§ Entries provided
== == ==
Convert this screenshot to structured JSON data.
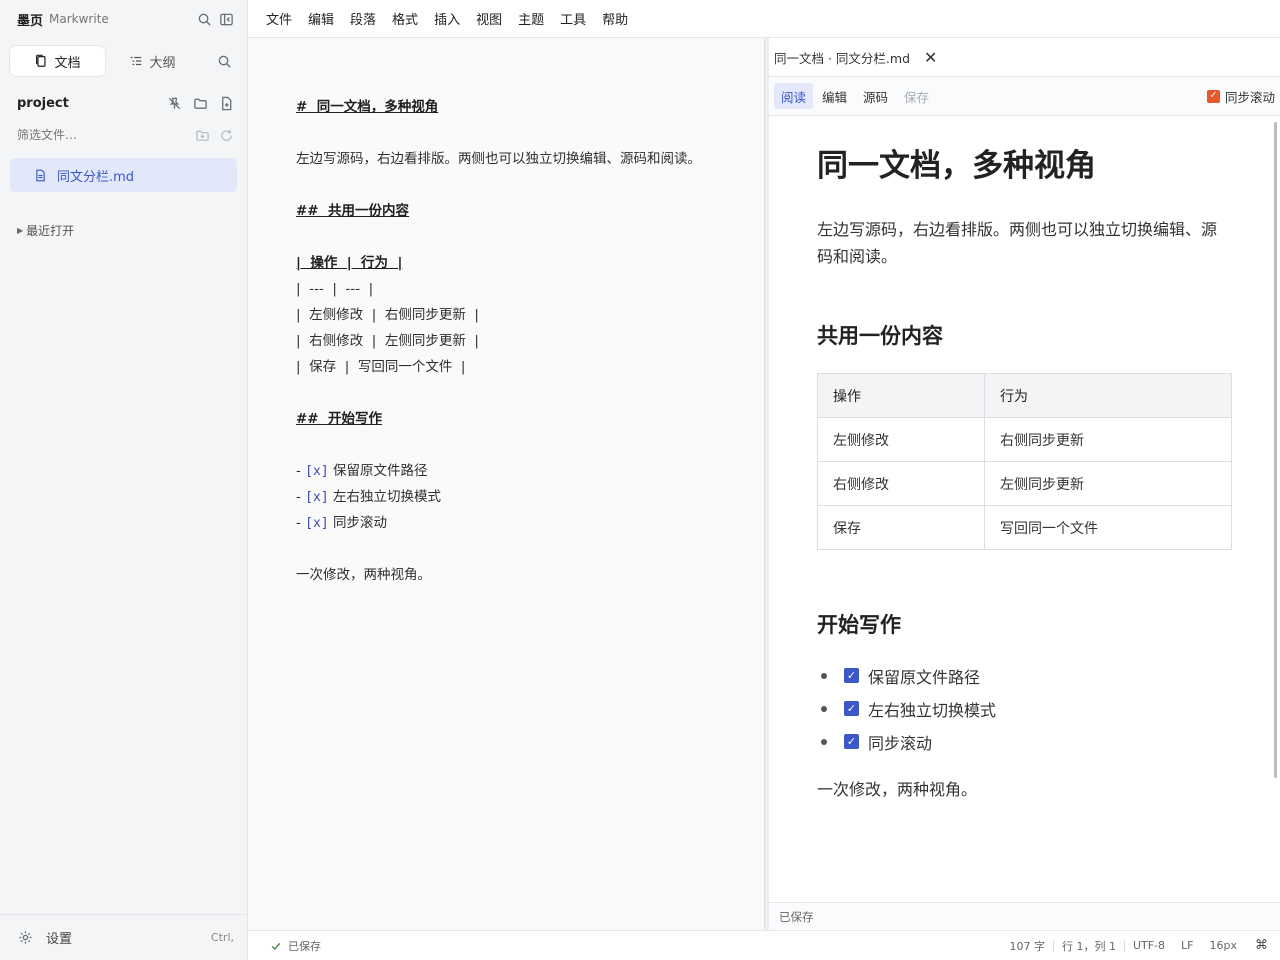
{
  "app": {
    "name": "墨页",
    "subtitle": "Markwrite"
  },
  "sidebar": {
    "tabs": [
      {
        "label": "文档"
      },
      {
        "label": "大纲"
      }
    ],
    "project": "project",
    "filter_placeholder": "筛选文件…",
    "files": [
      {
        "name": "同文分栏.md"
      }
    ],
    "recent_label": "最近打开",
    "settings_label": "设置",
    "settings_shortcut": "Ctrl,"
  },
  "menu": [
    "文件",
    "编辑",
    "段落",
    "格式",
    "插入",
    "视图",
    "主题",
    "工具",
    "帮助"
  ],
  "editor": {
    "lines": [
      {
        "text": "#  同一文档，多种视角",
        "heading": true
      },
      {
        "text": ""
      },
      {
        "text": "左边写源码，右边看排版。两侧也可以独立切换编辑、源码和阅读。"
      },
      {
        "text": ""
      },
      {
        "text": "##  共用一份内容",
        "heading": true
      },
      {
        "text": ""
      },
      {
        "text": "|  操作  |  行为  |",
        "heading": true
      },
      {
        "text": "|  ---  |  ---  |"
      },
      {
        "text": "|  左侧修改  |  右侧同步更新  |"
      },
      {
        "text": "|  右侧修改  |  左侧同步更新  |"
      },
      {
        "text": "|  保存  |  写回同一个文件  |"
      },
      {
        "text": ""
      },
      {
        "text": "##  开始写作",
        "heading": true
      },
      {
        "text": ""
      },
      {
        "text": "保留原文件路径",
        "task": true
      },
      {
        "text": "左右独立切换模式",
        "task": true
      },
      {
        "text": "同步滚动",
        "task": true
      },
      {
        "text": ""
      },
      {
        "text": "一次修改，两种视角。"
      }
    ],
    "task_prefix": "- ",
    "task_marker": "[x]"
  },
  "preview": {
    "title": "同一文档 · 同文分栏.md",
    "close_glyph": "✕",
    "modes": [
      {
        "label": "阅读",
        "state": "active"
      },
      {
        "label": "编辑",
        "state": "normal"
      },
      {
        "label": "源码",
        "state": "normal"
      },
      {
        "label": "保存",
        "state": "disabled"
      }
    ],
    "sync_label": "同步滚动",
    "h1": "同一文档，多种视角",
    "intro": "左边写源码，右边看排版。两侧也可以独立切换编辑、源码和阅读。",
    "h2_shared": "共用一份内容",
    "table": {
      "headers": [
        "操作",
        "行为"
      ],
      "rows": [
        [
          "左侧修改",
          "右侧同步更新"
        ],
        [
          "右侧修改",
          "左侧同步更新"
        ],
        [
          "保存",
          "写回同一个文件"
        ]
      ]
    },
    "h2_start": "开始写作",
    "tasks": [
      "保留原文件路径",
      "左右独立切换模式",
      "同步滚动"
    ],
    "closing": "一次修改，两种视角。",
    "status": "已保存"
  },
  "statusbar": {
    "saved": "已保存",
    "word_count": "107 字",
    "position": "行 1，列 1",
    "encoding": "UTF-8",
    "line_ending": "LF",
    "font_size": "16px",
    "cmd_glyph": "⌘"
  },
  "colors": {
    "accent": "#3b57c8",
    "sync_checkbox": "#e8572a",
    "sidebar_bg": "#f4f5f7"
  }
}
== == ==
§ Problem
Reproduce the material in its entirety and word for word, without the pictures.

§ Final result
Convert this screenshot to structured JSON data.
{
  "app": {
    "name": "墨页",
    "subtitle": "Markwrite"
  },
  "sidebar": {
    "tabs": [
      {
        "label": "文档"
      },
      {
        "label": "大纲"
      }
    ],
    "project": "project",
    "filter_placeholder": "筛选文件…",
    "files": [
      {
        "name": "同文分栏.md"
      }
    ],
    "recent_label": "最近打开",
    "settings_label": "设置",
    "settings_shortcut": "Ctrl,"
  },
  "menu": [
    "文件",
    "编辑",
    "段落",
    "格式",
    "插入",
    "视图",
    "主题",
    "工具",
    "帮助"
  ],
  "editor": {
    "lines": [
      {
        "text": "#  同一文档，多种视角",
        "heading": true
      },
      {
        "text": ""
      },
      {
        "text": "左边写源码，右边看排版。两侧也可以独立切换编辑、源码和阅读。"
      },
      {
        "text": ""
      },
      {
        "text": "##  共用一份内容",
        "heading": true
      },
      {
        "text": ""
      },
      {
        "text": "|  操作  |  行为  |",
        "heading": true
      },
      {
        "text": "|  ---  |  ---  |"
      },
      {
        "text": "|  左侧修改  |  右侧同步更新  |"
      },
      {
        "text": "|  右侧修改  |  左侧同步更新  |"
      },
      {
        "text": "|  保存  |  写回同一个文件  |"
      },
      {
        "text": ""
      },
      {
        "text": "##  开始写作",
        "heading": true
      },
      {
        "text": ""
      },
      {
        "text": "保留原文件路径",
        "task": true
      },
      {
        "text": "左右独立切换模式",
        "task": true
      },
      {
        "text": "同步滚动",
        "task": true
      },
      {
        "text": ""
      },
      {
        "text": "一次修改，两种视角。"
      }
    ],
    "task_prefix": "- ",
    "task_marker": "[x]"
  },
  "preview": {
    "title": "同一文档 · 同文分栏.md",
    "close_glyph": "✕",
    "modes": [
      {
        "label": "阅读",
        "state": "active"
      },
      {
        "label": "编辑",
        "state": "normal"
      },
      {
        "label": "源码",
        "state": "normal"
      },
      {
        "label": "保存",
        "state": "disabled"
      }
    ],
    "sync_label": "同步滚动",
    "h1": "同一文档，多种视角",
    "intro": "左边写源码，右边看排版。两侧也可以独立切换编辑、源码和阅读。",
    "h2_shared": "共用一份内容",
    "table": {
      "headers": [
        "操作",
        "行为"
      ],
      "rows": [
        [
          "左侧修改",
          "右侧同步更新"
        ],
        [
          "右侧修改",
          "左侧同步更新"
        ],
        [
          "保存",
          "写回同一个文件"
        ]
      ]
    },
    "h2_start": "开始写作",
    "tasks": [
      "保留原文件路径",
      "左右独立切换模式",
      "同步滚动"
    ],
    "closing": "一次修改，两种视角。",
    "status": "已保存"
  },
  "statusbar": {
    "saved": "已保存",
    "word_count": "107 字",
    "position": "行 1，列 1",
    "encoding": "UTF-8",
    "line_ending": "LF",
    "font_size": "16px",
    "cmd_glyph": "⌘"
  },
  "colors": {
    "accent": "#3b57c8",
    "sync_checkbox": "#e8572a",
    "sidebar_bg": "#f4f5f7"
  }
}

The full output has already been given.